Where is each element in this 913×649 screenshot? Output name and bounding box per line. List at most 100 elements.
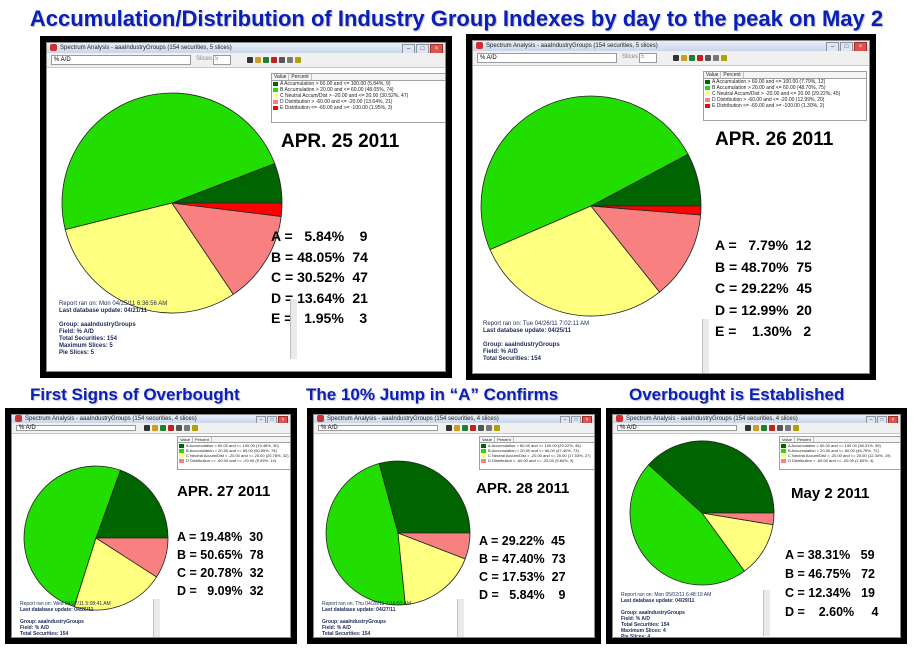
maximize-button[interactable]: □ [267,416,277,423]
minimize-button[interactable]: – [402,44,415,53]
legend-row[interactable]: B Accumulation > 20.00 and <= 60.00 (46.… [780,448,900,453]
legend-row[interactable]: A Accumulation > 60.00 and <= 100.00 (5.… [272,81,445,87]
pin-icon[interactable] [494,425,500,431]
legend-row[interactable]: C Neutral Accum/Dist > -20.00 and <= 20.… [780,453,900,458]
legend-row[interactable]: A Accumulation > 60.00 and <= 100.00 (7.… [704,79,866,85]
table-icon[interactable] [184,425,190,431]
field-select[interactable]: % A/D [16,425,136,431]
minimize-button[interactable]: – [256,416,266,423]
minimize-button[interactable]: – [560,416,570,423]
legend-row[interactable]: C Neutral Accum/Dist > -20.00 and <= 20.… [480,453,594,458]
maximize-button[interactable]: □ [877,416,887,423]
legend-row[interactable]: D Distribution > -60.00 and <= -20.00 (1… [272,99,445,105]
close-button[interactable]: × [278,416,288,423]
report-scrollbar[interactable] [457,599,464,637]
stat-line-c: C = 17.53% 27 [479,570,566,584]
legend-row[interactable]: B Accumulation > 20.00 and <= 60.00 (50.… [178,448,290,453]
save-icon[interactable] [247,57,253,63]
report-field: Field: % A/D [322,625,351,631]
stat-line-d: D = 5.84% 9 [479,588,566,602]
legend-row[interactable]: C Neutral Accum/Dist > -20.00 and <= 20.… [704,91,866,97]
minimize-button[interactable]: – [826,42,839,51]
close-button[interactable]: × [430,44,443,53]
field-select[interactable]: % A/D [318,425,438,431]
save-icon[interactable] [745,425,751,431]
table-icon[interactable] [785,425,791,431]
chart-icon[interactable] [689,55,695,61]
maximize-button[interactable]: □ [840,42,853,51]
save-icon[interactable] [144,425,150,431]
legend-label: A Accumulation > 60.00 and <= 100.00 (5.… [280,81,391,87]
grid-icon[interactable] [176,425,182,431]
pie-slice-b [325,463,406,606]
legend-row[interactable]: C Neutral Accum/Dist > -20.00 and <= 20.… [178,453,290,458]
date-label: APR. 25 2011 [281,131,400,152]
print-icon[interactable] [681,55,687,61]
legend-row[interactable]: E Distribution <= -60.00 and >= -100.00 … [272,105,445,111]
legend-row[interactable]: D Distribution > -60.00 and <= -20.00 (2… [780,458,900,463]
field-select[interactable]: % A/D [617,425,737,431]
chart-icon[interactable] [263,57,269,63]
report-scrollbar[interactable] [153,599,160,637]
color-icon[interactable] [769,425,775,431]
print-icon[interactable] [753,425,759,431]
save-icon[interactable] [446,425,452,431]
close-button[interactable]: × [888,416,898,423]
chart-icon[interactable] [160,425,166,431]
grid-icon[interactable] [777,425,783,431]
close-button[interactable]: × [854,42,867,51]
grid-icon[interactable] [478,425,484,431]
color-icon[interactable] [697,55,703,61]
report-scrollbar[interactable] [763,590,770,636]
legend-table: Value Percent A Accumulation > 60.00 and <… [177,436,290,470]
report-total: Total Securities: 154 [59,336,117,342]
legend-label: C Neutral Accum/Dist > -20.00 and <= 20.… [788,453,891,458]
table-icon[interactable] [713,55,719,61]
save-icon[interactable] [673,55,679,61]
legend-row[interactable]: D Distribution > -60.00 and <= -20.00 (1… [704,97,866,103]
legend-row[interactable]: D Distribution <= -60.00 and <= -20.00 (… [178,458,290,463]
legend-row[interactable]: B Accumulation > 20.00 and <= 60.00 (48.… [272,87,445,93]
color-icon[interactable] [271,57,277,63]
table-icon[interactable] [287,57,293,63]
close-button[interactable]: × [582,416,592,423]
date-label: APR. 26 2011 [715,129,834,150]
chart-icon[interactable] [761,425,767,431]
pie-chart [325,460,471,606]
field-select[interactable]: % A/D [51,55,191,65]
legend-row[interactable]: C Neutral Accum/Dist > -20.00 and <= 20.… [272,93,445,99]
slices-spinner[interactable]: 5 [213,55,231,65]
minimize-button[interactable]: – [866,416,876,423]
table-icon[interactable] [486,425,492,431]
pie-slice-b [480,95,689,251]
slices-spinner[interactable]: 5 [639,53,657,63]
legend-row[interactable]: A Accumulation > 60.00 and <= 100.00 (19… [178,443,290,448]
print-icon[interactable] [255,57,261,63]
legend-row[interactable]: A Accumulation > 60.00 and <= 100.00 (29… [480,443,594,448]
pin-icon[interactable] [295,57,301,63]
print-icon[interactable] [454,425,460,431]
legend-row[interactable]: A Accumulation > 60.00 and <= 100.00 (38… [780,443,900,448]
field-select[interactable]: % A/D [477,53,617,63]
legend-row[interactable]: E Distribution <= -60.00 and >= -100.00 … [704,103,866,109]
color-icon[interactable] [168,425,174,431]
legend-label: B Accumulation > 20.00 and <= 60.00 (48.… [280,87,394,93]
grid-icon[interactable] [705,55,711,61]
legend-table: Value Percent A Accumulation > 60.00 and <… [479,436,594,470]
pin-icon[interactable] [192,425,198,431]
report-scrollbar[interactable] [702,319,709,373]
print-icon[interactable] [152,425,158,431]
legend-header-cell: Percent [795,437,814,442]
maximize-button[interactable]: □ [416,44,429,53]
legend-row[interactable]: B Accumulation > 20.00 and <= 60.00 (48.… [704,85,866,91]
pin-icon[interactable] [793,425,799,431]
maximize-button[interactable]: □ [571,416,581,423]
grid-icon[interactable] [279,57,285,63]
legend-swatch [179,443,184,448]
pin-icon[interactable] [721,55,727,61]
legend-row[interactable]: B Accumulation > 20.00 and <= 60.00 (47.… [480,448,594,453]
color-icon[interactable] [470,425,476,431]
chart-icon[interactable] [462,425,468,431]
report-scrollbar[interactable] [290,299,297,359]
legend-row[interactable]: D Distribution > -60.00 and <= -20.00 (5… [480,458,594,463]
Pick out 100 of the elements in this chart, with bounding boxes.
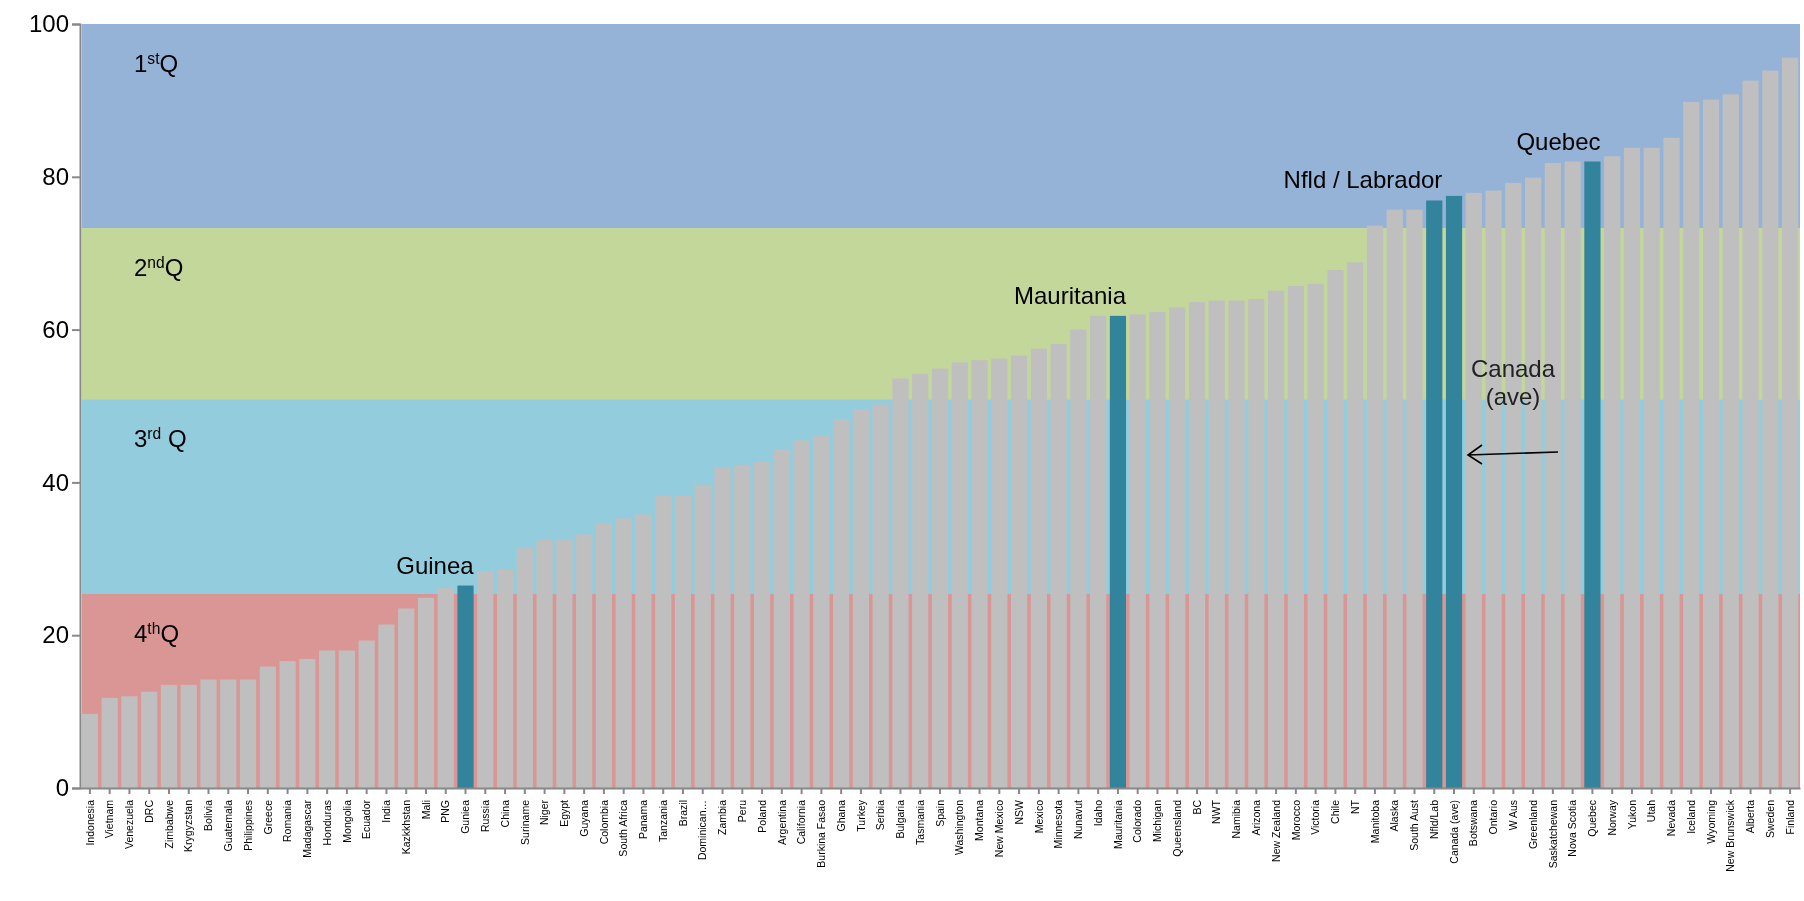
x-tick-label: Michigan	[1151, 799, 1164, 843]
x-tick-label: Queensland	[1170, 799, 1183, 857]
x-tick-label: Iceland	[1684, 799, 1697, 834]
x-tick-label: China	[498, 799, 511, 828]
x-tick-label: Greece	[261, 799, 274, 835]
annotation: Quebec	[1516, 127, 1601, 155]
x-tick-label: Victoria	[1309, 799, 1322, 835]
x-tick-label: Tasmania	[913, 799, 926, 845]
x-tick-label: Mongolia	[340, 799, 353, 843]
x-tick-label: New Zealand	[1269, 799, 1282, 862]
band-label: 4$^{th}$Q	[134, 619, 180, 647]
x-tick-label: Namibia	[1230, 799, 1243, 839]
x-tick-label: Bulgaria	[894, 799, 907, 839]
x-tick-label: NWT	[1210, 799, 1223, 824]
x-tick-label: Arizona	[1250, 799, 1262, 836]
x-tick-label: Washington	[953, 799, 966, 856]
x-tick-label: Spain	[933, 799, 946, 827]
y-tick-label: 80	[42, 162, 69, 190]
x-tick-label: Alberta	[1744, 799, 1757, 834]
x-tick-label: Venezuela	[123, 799, 136, 850]
x-tick-label: Philippines	[241, 800, 254, 851]
x-tick-label: Finland	[1783, 799, 1796, 835]
x-tick-label: W Aus	[1507, 800, 1520, 831]
x-tick-label: Ontario	[1487, 799, 1500, 835]
x-tick-label: Serbia	[874, 799, 887, 831]
x-tick-label: Argentina	[775, 799, 788, 845]
x-tick-label: Canada (ave)	[1447, 800, 1460, 864]
x-tick-label: Guyana	[577, 799, 590, 837]
x-tick-label: Guniea	[459, 799, 472, 834]
x-tick-label: Idaho	[1091, 799, 1104, 827]
x-tick-label: Indonesia	[83, 799, 96, 846]
x-tick-label: Kazkkhstan	[399, 799, 412, 855]
x-tick-label: Mali	[419, 800, 432, 820]
x-tick-label: Romania	[281, 799, 294, 843]
x-tick-label: Norway	[1605, 799, 1618, 836]
x-tick-label: PNG	[439, 800, 452, 823]
x-tick-label: Ecuador	[360, 799, 373, 840]
y-tick-label: 0	[55, 774, 69, 802]
x-tick-label: Alaska	[1388, 799, 1401, 832]
x-tick-label: Greenland	[1526, 799, 1539, 850]
x-tick-label: Dominican…	[696, 800, 709, 861]
x-tick-label: Vietnam	[103, 799, 116, 839]
x-tick-label: South Aust	[1408, 799, 1421, 851]
x-tick-label: Colombia	[597, 799, 610, 845]
x-tick-label: Tanzania	[656, 799, 669, 843]
x-tick-label: Panama	[637, 799, 650, 840]
x-tick-label: NSW	[1012, 799, 1025, 825]
x-tick-label: Madagascar	[301, 799, 314, 858]
x-tick-label: Poland	[755, 799, 768, 833]
x-tick-label: Turkey	[854, 799, 867, 832]
band-label: 2$^{nd}$Q	[134, 253, 184, 281]
x-tick-label: Chile	[1329, 799, 1342, 824]
x-tick-label: Egypt	[558, 799, 571, 827]
x-tick-label: Guatemala	[221, 799, 234, 852]
x-tick-label: Botswana	[1467, 799, 1480, 847]
x-tick-label: Colorado	[1131, 799, 1144, 843]
x-tick-label: Sweden	[1764, 799, 1777, 838]
x-tick-label: Brazil	[676, 800, 689, 827]
x-tick-label: South Africa	[617, 799, 630, 857]
x-tick-label: Morocco	[1289, 799, 1302, 841]
x-tick-label: Minnesota	[1052, 799, 1065, 849]
x-tick-label: Quebec	[1586, 800, 1599, 837]
x-tick-label: Mexico	[1032, 799, 1045, 834]
x-tick-label: New Brunswick	[1724, 799, 1737, 872]
y-tick-label: 100	[28, 10, 69, 38]
y-tick-label: 20	[42, 621, 69, 649]
y-tick-label: 40	[42, 468, 69, 496]
x-tick-label: Honduras	[320, 800, 333, 846]
x-tick-label: Russia	[478, 799, 491, 833]
annotation: Canada (ave)	[1470, 355, 1556, 410]
x-tick-label: New Mexico	[992, 799, 1005, 858]
x-tick-label: Zambia	[716, 799, 729, 836]
x-tick-label: Nova Scotia	[1566, 799, 1579, 857]
x-tick-label: India	[380, 799, 393, 823]
x-tick-label: Peru	[735, 799, 748, 823]
annotation: Mauritania	[1013, 281, 1127, 309]
x-tick-label: Montana	[973, 799, 986, 841]
y-tick-label: 60	[42, 315, 69, 343]
x-tick-label: Nunavut	[1072, 799, 1085, 840]
x-tick-label: DRC	[142, 799, 155, 823]
annotation: Guinea	[396, 551, 475, 579]
x-tick-label: Ghana	[834, 799, 847, 832]
x-tick-label: Nevada	[1665, 799, 1678, 837]
x-tick-label: Mauritania	[1111, 799, 1124, 850]
x-tick-label: Manitoba	[1368, 799, 1381, 844]
band-label: 3$^{rd}$ Q	[134, 424, 187, 453]
x-tick-label: NT	[1348, 799, 1361, 814]
x-tick-label: Nfld/Lab	[1427, 799, 1440, 840]
x-tick-label: Bolivia	[202, 799, 215, 831]
x-tick-label: Yukon	[1625, 799, 1638, 830]
annotation: Nfld / Labrador	[1283, 166, 1443, 194]
x-tick-label: Burkina Fasao	[815, 799, 828, 868]
x-tick-label: BC	[1190, 799, 1203, 815]
x-tick-label: Niger	[538, 799, 551, 826]
x-tick-label: California	[795, 799, 808, 845]
x-tick-label: Zimbabwe	[162, 799, 175, 849]
x-tick-label: Suriname	[518, 799, 531, 845]
x-tick-label: Saskatchewan	[1546, 799, 1559, 869]
band-label: 1$^{st}$Q	[134, 49, 179, 77]
x-tick-label: Krygyzstan	[182, 799, 195, 852]
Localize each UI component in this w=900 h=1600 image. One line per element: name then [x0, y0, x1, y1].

=======

(УСЛОВИЕ ЗАДАНИЯ):
Замените «Iceland» на «Norway» во всех записях от строки с «799, 1164, 843]» до строки с «799, 1757, 834]» включительно и приведите эти записи целиком, больше ничего в них не меняя.

(ПИСЬМЕННОЕ РЕШЕНИЕ):
x-tick-label: Michigan	[1151, 799, 1164, 843]
x-tick-label: Queensland	[1170, 799, 1183, 857]
x-tick-label: Norway	[1684, 799, 1697, 834]
x-tick-label: China	[498, 799, 511, 828]
x-tick-label: Greece	[261, 799, 274, 835]
annotation: Quebec	[1516, 127, 1601, 155]
x-tick-label: Victoria	[1309, 799, 1322, 835]
x-tick-label: Tasmania	[913, 799, 926, 845]
x-tick-label: Mongolia	[340, 799, 353, 843]
x-tick-label: New Zealand	[1269, 799, 1282, 862]
band-label: 4$^{th}$Q	[134, 619, 180, 647]
x-tick-label: Namibia	[1230, 799, 1243, 839]
x-tick-label: Bulgaria	[894, 799, 907, 839]
x-tick-label: NWT	[1210, 799, 1223, 824]
x-tick-label: Arizona	[1250, 799, 1262, 836]
x-tick-label: Washington	[953, 799, 966, 856]
x-tick-label: Spain	[933, 799, 946, 827]
y-tick-label: 80	[42, 162, 69, 190]
x-tick-label: Alberta	[1744, 799, 1757, 834]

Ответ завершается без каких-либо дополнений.